## Aim
Copy out each line that has "Министерства" in it.
* Start Dataset excerpts *
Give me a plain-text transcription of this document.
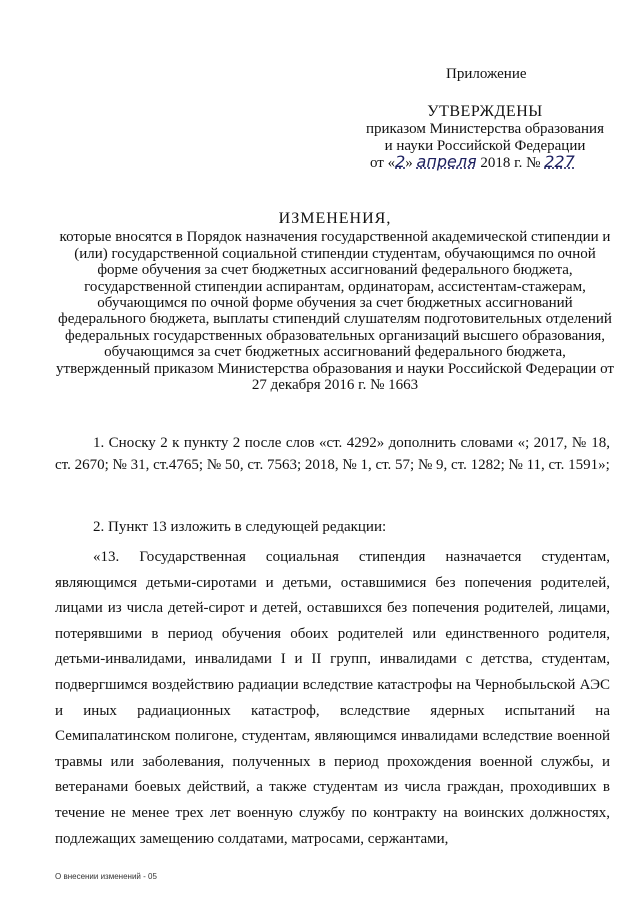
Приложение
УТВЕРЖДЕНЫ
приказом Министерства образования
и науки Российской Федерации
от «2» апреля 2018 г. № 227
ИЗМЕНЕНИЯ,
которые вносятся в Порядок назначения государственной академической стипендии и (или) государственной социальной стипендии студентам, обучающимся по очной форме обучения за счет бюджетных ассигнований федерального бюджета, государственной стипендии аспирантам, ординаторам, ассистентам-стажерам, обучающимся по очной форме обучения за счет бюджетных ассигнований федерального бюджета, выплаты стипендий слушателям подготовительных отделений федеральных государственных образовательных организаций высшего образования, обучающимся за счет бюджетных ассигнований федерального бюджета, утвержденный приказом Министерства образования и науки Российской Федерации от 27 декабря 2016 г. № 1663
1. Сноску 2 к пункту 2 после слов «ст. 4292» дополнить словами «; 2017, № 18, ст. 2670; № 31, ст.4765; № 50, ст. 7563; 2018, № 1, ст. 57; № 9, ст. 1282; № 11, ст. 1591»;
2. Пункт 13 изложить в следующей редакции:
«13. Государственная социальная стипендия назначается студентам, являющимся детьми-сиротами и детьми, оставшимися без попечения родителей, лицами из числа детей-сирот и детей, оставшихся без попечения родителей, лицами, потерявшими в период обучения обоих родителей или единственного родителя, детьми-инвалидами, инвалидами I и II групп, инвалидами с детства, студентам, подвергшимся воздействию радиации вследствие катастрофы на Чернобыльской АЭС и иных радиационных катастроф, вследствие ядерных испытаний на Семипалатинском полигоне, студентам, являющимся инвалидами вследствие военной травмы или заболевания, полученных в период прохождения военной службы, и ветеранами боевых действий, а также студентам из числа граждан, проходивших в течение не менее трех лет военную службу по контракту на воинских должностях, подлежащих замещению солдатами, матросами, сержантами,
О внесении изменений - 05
* End Dataset excerpts *
## Solution to the problem
приказом Министерства образования
которые вносятся в Порядок назначения государственной академической стипендии и (или) государственной социальной стипендии студентам, обучающимся по очной форме обучения за счет бюджетных ассигнований федерального бюджета, государственной стипендии аспирантам, ординаторам, ассистентам-стажерам, обучающимся по очной форме обучения за счет бюджетных ассигнований федерального бюджета, выплаты стипендий слушателям подготовительных отделений федеральных государственных образовательных организаций высшего образования, обучающимся за счет бюджетных ассигнований федерального бюджета, утвержденный приказом Министерства образования и науки Российской Федерации от 27 декабря 2016 г. № 1663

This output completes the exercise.